--- START ---

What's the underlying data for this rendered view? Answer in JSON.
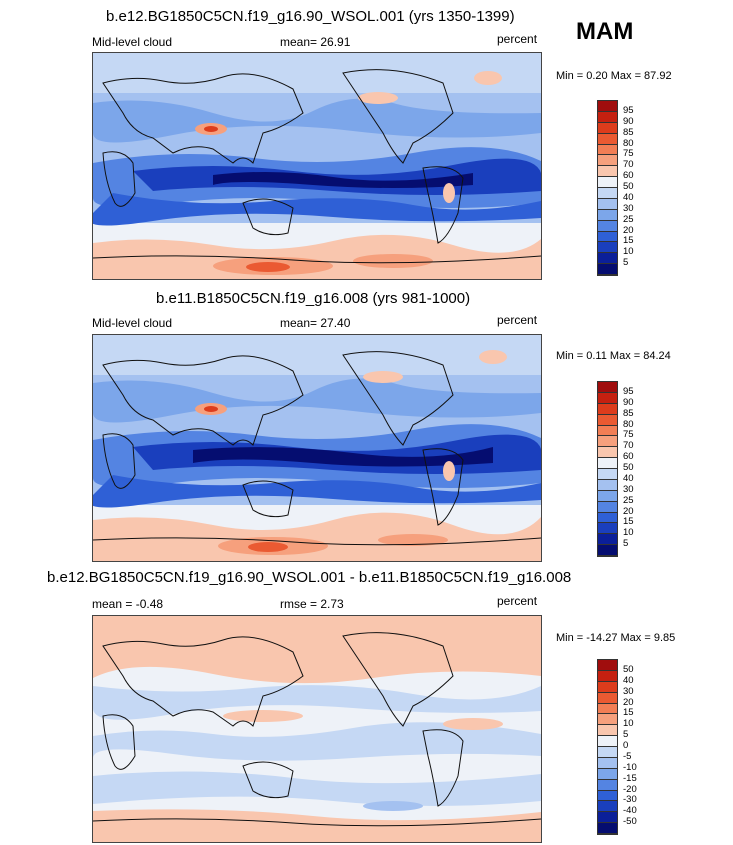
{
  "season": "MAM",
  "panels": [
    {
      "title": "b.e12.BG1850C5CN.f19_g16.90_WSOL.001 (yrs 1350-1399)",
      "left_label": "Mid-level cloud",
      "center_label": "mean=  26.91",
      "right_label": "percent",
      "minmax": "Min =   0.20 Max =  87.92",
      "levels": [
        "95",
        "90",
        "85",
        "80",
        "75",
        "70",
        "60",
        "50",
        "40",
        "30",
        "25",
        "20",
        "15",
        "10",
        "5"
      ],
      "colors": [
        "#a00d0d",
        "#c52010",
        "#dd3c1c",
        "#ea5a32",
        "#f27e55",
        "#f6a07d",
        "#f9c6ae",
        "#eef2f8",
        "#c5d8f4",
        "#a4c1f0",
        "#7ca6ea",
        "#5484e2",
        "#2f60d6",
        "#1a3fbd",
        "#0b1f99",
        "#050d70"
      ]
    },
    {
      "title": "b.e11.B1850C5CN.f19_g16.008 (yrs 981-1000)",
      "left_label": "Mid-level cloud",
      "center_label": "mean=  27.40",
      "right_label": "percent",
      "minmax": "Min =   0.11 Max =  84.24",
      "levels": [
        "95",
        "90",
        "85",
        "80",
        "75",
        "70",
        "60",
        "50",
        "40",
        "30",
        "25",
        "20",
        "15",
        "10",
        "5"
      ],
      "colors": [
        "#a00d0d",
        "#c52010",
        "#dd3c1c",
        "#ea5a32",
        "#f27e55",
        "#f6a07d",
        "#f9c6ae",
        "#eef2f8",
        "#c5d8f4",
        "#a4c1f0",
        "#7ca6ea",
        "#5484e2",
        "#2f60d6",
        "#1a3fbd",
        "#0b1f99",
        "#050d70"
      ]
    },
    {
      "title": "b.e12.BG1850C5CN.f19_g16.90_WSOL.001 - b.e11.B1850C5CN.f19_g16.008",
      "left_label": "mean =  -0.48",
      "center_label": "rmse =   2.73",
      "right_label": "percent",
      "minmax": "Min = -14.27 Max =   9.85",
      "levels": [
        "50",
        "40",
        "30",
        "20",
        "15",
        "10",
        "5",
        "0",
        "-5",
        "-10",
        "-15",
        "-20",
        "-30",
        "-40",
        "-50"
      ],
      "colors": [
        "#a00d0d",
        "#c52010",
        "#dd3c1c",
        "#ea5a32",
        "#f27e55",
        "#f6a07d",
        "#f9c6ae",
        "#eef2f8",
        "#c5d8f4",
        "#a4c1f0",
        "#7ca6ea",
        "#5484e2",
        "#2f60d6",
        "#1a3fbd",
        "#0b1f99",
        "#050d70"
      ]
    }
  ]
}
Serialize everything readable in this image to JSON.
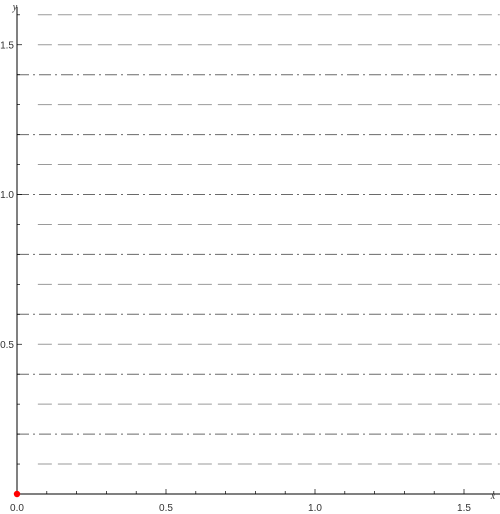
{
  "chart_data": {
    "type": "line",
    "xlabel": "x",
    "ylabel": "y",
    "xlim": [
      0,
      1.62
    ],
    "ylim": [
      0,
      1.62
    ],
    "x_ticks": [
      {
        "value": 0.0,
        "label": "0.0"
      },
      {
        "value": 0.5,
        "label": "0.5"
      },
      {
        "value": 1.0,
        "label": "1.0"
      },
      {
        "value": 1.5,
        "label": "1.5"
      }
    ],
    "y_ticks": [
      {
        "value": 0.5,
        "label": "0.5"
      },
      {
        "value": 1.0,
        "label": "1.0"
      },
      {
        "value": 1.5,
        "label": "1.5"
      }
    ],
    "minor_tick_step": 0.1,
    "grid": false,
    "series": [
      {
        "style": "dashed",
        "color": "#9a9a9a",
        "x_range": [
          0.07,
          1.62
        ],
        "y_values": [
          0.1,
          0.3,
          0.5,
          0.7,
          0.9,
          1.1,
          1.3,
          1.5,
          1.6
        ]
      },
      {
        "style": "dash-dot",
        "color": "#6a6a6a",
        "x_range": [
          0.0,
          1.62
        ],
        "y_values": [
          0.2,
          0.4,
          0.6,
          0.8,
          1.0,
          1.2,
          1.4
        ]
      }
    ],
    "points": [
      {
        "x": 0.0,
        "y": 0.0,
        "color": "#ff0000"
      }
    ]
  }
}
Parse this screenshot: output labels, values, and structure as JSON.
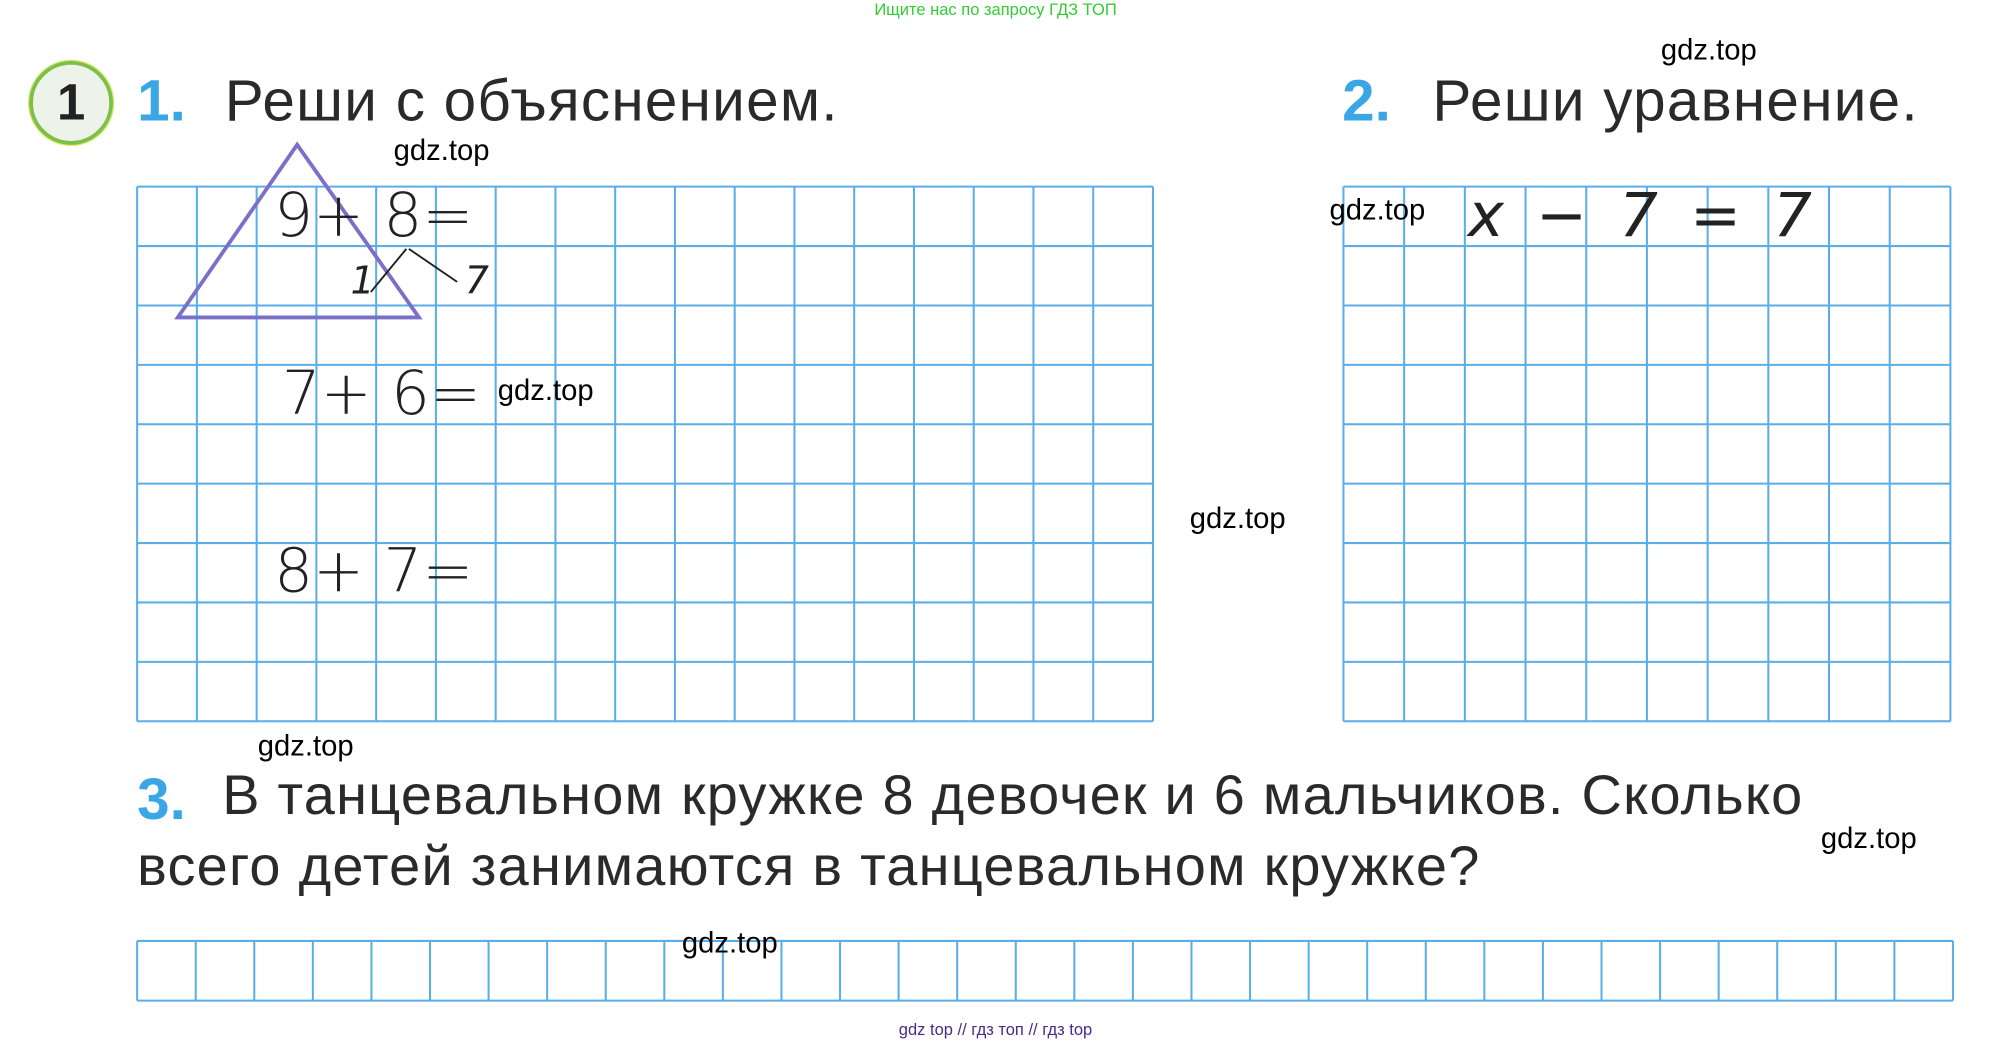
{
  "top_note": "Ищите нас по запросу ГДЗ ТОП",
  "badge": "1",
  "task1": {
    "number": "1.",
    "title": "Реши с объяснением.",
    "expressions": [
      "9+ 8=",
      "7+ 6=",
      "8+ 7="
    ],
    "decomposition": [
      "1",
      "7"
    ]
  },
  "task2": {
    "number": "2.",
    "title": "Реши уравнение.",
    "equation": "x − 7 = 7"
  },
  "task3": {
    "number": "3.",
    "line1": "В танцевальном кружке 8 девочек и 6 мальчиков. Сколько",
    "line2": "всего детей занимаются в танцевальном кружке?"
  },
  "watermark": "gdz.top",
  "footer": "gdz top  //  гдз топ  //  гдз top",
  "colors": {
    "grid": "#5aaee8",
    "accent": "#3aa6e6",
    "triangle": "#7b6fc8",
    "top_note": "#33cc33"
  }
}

--- END ---

**WRITTEN EXERCISE:** Write the entries above out again exactly, but not the pictures.

**TASK OUTPUT:**
What's the underlying data for this rendered view? Answer in JSON.
{
  "season": "MAM",
  "panels": [
    {
      "title": "b.e12.BG1850C5CN.f19_g16.90_WSOL.001 (yrs 1350-1399)",
      "left_label": "Mid-level cloud",
      "center_label": "mean=  26.91",
      "right_label": "percent",
      "minmax": "Min =   0.20 Max =  87.92",
      "levels": [
        "95",
        "90",
        "85",
        "80",
        "75",
        "70",
        "60",
        "50",
        "40",
        "30",
        "25",
        "20",
        "15",
        "10",
        "5"
      ],
      "colors": [
        "#a00d0d",
        "#c52010",
        "#dd3c1c",
        "#ea5a32",
        "#f27e55",
        "#f6a07d",
        "#f9c6ae",
        "#eef2f8",
        "#c5d8f4",
        "#a4c1f0",
        "#7ca6ea",
        "#5484e2",
        "#2f60d6",
        "#1a3fbd",
        "#0b1f99",
        "#050d70"
      ]
    },
    {
      "title": "b.e11.B1850C5CN.f19_g16.008 (yrs 981-1000)",
      "left_label": "Mid-level cloud",
      "center_label": "mean=  27.40",
      "right_label": "percent",
      "minmax": "Min =   0.11 Max =  84.24",
      "levels": [
        "95",
        "90",
        "85",
        "80",
        "75",
        "70",
        "60",
        "50",
        "40",
        "30",
        "25",
        "20",
        "15",
        "10",
        "5"
      ],
      "colors": [
        "#a00d0d",
        "#c52010",
        "#dd3c1c",
        "#ea5a32",
        "#f27e55",
        "#f6a07d",
        "#f9c6ae",
        "#eef2f8",
        "#c5d8f4",
        "#a4c1f0",
        "#7ca6ea",
        "#5484e2",
        "#2f60d6",
        "#1a3fbd",
        "#0b1f99",
        "#050d70"
      ]
    },
    {
      "title": "b.e12.BG1850C5CN.f19_g16.90_WSOL.001 - b.e11.B1850C5CN.f19_g16.008",
      "left_label": "mean =  -0.48",
      "center_label": "rmse =   2.73",
      "right_label": "percent",
      "minmax": "Min = -14.27 Max =   9.85",
      "levels": [
        "50",
        "40",
        "30",
        "20",
        "15",
        "10",
        "5",
        "0",
        "-5",
        "-10",
        "-15",
        "-20",
        "-30",
        "-40",
        "-50"
      ],
      "colors": [
        "#a00d0d",
        "#c52010",
        "#dd3c1c",
        "#ea5a32",
        "#f27e55",
        "#f6a07d",
        "#f9c6ae",
        "#eef2f8",
        "#c5d8f4",
        "#a4c1f0",
        "#7ca6ea",
        "#5484e2",
        "#2f60d6",
        "#1a3fbd",
        "#0b1f99",
        "#050d70"
      ]
    }
  ]
}
Serialize everything readable in this image to JSON.
{
  "chart_data": {
    "type": "line",
    "xlabel": "x",
    "ylabel": "y",
    "xlim": [
      0,
      1.62
    ],
    "ylim": [
      0,
      1.62
    ],
    "x_ticks": [
      {
        "value": 0.0,
        "label": "0.0"
      },
      {
        "value": 0.5,
        "label": "0.5"
      },
      {
        "value": 1.0,
        "label": "1.0"
      },
      {
        "value": 1.5,
        "label": "1.5"
      }
    ],
    "y_ticks": [
      {
        "value": 0.5,
        "label": "0.5"
      },
      {
        "value": 1.0,
        "label": "1.0"
      },
      {
        "value": 1.5,
        "label": "1.5"
      }
    ],
    "minor_tick_step": 0.1,
    "grid": false,
    "series": [
      {
        "style": "dashed",
        "color": "#9a9a9a",
        "x_range": [
          0.07,
          1.62
        ],
        "y_values": [
          0.1,
          0.3,
          0.5,
          0.7,
          0.9,
          1.1,
          1.3,
          1.5,
          1.6
        ]
      },
      {
        "style": "dash-dot",
        "color": "#6a6a6a",
        "x_range": [
          0.0,
          1.62
        ],
        "y_values": [
          0.2,
          0.4,
          0.6,
          0.8,
          1.0,
          1.2,
          1.4
        ]
      }
    ],
    "points": [
      {
        "x": 0.0,
        "y": 0.0,
        "color": "#ff0000"
      }
    ]
  }
}
Parse this screenshot: output labels, values, and structure as JSON.
{
  "top_note": "Ищите нас по запросу ГДЗ ТОП",
  "badge": "1",
  "task1": {
    "number": "1.",
    "title": "Реши с объяснением.",
    "expressions": [
      "9+ 8=",
      "7+ 6=",
      "8+ 7="
    ],
    "decomposition": [
      "1",
      "7"
    ]
  },
  "task2": {
    "number": "2.",
    "title": "Реши уравнение.",
    "equation": "x − 7 = 7"
  },
  "task3": {
    "number": "3.",
    "line1": "В танцевальном кружке 8 девочек и 6 мальчиков. Сколько",
    "line2": "всего детей занимаются в танцевальном кружке?"
  },
  "watermark": "gdz.top",
  "footer": "gdz top  //  гдз топ  //  гдз top",
  "colors": {
    "grid": "#5aaee8",
    "accent": "#3aa6e6",
    "triangle": "#7b6fc8",
    "top_note": "#33cc33"
  }
}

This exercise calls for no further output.